━━ EXERCISE MATERIAL ━━
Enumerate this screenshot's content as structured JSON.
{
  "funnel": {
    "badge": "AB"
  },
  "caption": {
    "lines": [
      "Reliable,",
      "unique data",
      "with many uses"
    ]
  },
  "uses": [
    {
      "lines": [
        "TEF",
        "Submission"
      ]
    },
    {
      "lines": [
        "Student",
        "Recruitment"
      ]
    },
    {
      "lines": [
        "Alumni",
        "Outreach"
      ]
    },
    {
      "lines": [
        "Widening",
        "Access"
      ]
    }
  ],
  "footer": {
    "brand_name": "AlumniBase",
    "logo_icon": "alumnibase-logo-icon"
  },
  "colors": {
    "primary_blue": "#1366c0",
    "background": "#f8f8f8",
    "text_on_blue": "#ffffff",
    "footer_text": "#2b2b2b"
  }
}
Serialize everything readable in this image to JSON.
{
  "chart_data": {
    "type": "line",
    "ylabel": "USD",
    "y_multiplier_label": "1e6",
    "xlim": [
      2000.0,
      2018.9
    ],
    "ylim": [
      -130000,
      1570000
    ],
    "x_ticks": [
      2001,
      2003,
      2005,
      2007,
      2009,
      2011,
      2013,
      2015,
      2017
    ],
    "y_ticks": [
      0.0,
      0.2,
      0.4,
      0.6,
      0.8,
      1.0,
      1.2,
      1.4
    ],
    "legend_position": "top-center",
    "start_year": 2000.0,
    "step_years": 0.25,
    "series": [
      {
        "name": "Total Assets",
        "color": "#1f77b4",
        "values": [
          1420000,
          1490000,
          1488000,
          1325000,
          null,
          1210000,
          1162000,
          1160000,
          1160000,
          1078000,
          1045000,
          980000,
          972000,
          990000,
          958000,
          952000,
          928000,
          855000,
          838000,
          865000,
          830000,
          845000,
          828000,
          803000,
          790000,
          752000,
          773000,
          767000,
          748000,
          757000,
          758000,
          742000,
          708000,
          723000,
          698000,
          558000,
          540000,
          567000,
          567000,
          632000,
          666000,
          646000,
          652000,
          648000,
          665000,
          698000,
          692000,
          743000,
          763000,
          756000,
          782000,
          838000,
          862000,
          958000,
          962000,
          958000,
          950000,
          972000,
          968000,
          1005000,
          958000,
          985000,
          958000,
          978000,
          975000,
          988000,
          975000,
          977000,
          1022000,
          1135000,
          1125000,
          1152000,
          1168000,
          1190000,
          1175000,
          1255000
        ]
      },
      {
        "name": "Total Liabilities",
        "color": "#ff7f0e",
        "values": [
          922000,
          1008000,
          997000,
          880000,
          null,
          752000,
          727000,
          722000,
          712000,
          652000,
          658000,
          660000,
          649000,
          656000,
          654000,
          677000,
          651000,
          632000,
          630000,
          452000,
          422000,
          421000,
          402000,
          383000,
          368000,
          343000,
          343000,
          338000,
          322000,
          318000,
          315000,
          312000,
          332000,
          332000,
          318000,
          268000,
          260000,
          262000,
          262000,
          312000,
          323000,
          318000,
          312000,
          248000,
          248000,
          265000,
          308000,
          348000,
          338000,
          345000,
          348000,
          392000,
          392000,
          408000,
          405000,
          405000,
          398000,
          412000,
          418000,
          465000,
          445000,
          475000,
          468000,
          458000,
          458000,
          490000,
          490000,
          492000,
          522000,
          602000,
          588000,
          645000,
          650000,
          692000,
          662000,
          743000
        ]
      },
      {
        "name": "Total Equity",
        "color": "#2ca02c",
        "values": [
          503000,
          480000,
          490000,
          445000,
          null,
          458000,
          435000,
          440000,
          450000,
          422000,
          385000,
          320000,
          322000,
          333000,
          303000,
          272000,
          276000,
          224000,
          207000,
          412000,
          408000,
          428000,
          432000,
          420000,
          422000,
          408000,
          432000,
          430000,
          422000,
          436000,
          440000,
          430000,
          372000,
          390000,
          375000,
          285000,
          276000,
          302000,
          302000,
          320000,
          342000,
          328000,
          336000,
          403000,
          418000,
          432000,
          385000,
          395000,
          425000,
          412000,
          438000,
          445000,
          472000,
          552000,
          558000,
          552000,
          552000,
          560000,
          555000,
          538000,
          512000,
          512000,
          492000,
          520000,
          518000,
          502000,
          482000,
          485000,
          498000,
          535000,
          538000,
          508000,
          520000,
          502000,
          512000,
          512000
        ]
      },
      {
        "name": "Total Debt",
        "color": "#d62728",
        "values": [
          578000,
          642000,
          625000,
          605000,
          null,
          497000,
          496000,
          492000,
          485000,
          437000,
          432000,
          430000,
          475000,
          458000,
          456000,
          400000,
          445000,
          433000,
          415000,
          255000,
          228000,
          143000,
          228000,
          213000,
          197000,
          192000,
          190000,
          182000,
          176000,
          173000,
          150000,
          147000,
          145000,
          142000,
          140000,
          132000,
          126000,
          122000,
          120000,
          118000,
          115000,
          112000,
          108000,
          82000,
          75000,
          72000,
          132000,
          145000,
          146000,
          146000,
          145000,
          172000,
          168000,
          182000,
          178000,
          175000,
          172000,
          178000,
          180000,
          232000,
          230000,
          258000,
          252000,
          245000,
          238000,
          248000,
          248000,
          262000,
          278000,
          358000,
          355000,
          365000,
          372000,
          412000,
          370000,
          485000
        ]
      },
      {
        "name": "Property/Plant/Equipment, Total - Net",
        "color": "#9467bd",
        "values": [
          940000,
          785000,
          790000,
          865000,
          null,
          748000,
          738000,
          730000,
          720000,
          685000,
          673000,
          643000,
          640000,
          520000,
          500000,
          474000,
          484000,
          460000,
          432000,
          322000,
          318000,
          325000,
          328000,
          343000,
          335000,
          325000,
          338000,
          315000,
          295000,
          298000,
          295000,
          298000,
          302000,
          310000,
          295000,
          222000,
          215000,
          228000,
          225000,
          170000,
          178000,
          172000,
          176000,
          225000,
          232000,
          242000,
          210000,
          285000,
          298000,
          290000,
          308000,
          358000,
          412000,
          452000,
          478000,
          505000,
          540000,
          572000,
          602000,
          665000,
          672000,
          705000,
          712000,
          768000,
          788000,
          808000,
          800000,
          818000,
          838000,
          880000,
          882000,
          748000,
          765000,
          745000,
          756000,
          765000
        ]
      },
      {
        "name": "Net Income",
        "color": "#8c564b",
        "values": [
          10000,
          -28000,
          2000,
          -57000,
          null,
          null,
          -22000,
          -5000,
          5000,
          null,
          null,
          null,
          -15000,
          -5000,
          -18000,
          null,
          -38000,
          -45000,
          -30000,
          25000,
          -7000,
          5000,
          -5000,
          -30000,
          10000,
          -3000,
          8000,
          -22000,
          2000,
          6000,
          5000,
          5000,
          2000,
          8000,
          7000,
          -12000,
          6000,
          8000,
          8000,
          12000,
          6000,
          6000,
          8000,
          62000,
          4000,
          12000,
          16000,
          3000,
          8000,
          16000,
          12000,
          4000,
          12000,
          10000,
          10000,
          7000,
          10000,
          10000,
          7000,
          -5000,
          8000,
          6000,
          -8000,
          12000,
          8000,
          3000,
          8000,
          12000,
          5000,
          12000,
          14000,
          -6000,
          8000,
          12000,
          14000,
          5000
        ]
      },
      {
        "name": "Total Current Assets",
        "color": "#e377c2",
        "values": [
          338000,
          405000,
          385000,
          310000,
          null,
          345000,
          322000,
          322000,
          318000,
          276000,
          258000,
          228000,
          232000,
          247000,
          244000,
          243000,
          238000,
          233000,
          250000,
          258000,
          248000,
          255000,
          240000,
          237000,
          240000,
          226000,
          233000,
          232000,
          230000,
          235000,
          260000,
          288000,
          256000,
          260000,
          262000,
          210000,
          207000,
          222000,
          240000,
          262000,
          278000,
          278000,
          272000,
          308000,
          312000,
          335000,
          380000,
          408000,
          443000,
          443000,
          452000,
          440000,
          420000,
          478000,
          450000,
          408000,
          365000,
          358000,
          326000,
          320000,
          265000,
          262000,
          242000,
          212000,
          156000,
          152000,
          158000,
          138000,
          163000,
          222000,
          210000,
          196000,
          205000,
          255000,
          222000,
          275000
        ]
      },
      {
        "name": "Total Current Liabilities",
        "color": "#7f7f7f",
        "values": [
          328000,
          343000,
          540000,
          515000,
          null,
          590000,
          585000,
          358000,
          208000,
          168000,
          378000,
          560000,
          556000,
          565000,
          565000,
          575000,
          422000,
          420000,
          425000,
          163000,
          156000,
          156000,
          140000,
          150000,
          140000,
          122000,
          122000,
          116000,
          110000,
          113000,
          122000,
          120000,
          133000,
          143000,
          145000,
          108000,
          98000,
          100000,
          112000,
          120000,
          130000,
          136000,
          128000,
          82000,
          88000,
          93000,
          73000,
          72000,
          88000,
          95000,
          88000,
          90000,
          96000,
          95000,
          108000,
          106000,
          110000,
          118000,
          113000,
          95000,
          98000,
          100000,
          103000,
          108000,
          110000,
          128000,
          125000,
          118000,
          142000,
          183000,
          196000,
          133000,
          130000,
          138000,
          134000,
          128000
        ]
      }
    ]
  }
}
━━━
• _WHAT YOU HAVE TO DO_:
Lines that include the word "JSON" — how many are there in the data? Answer with the number alone.

• _EXERCISE SOLUTION_:
2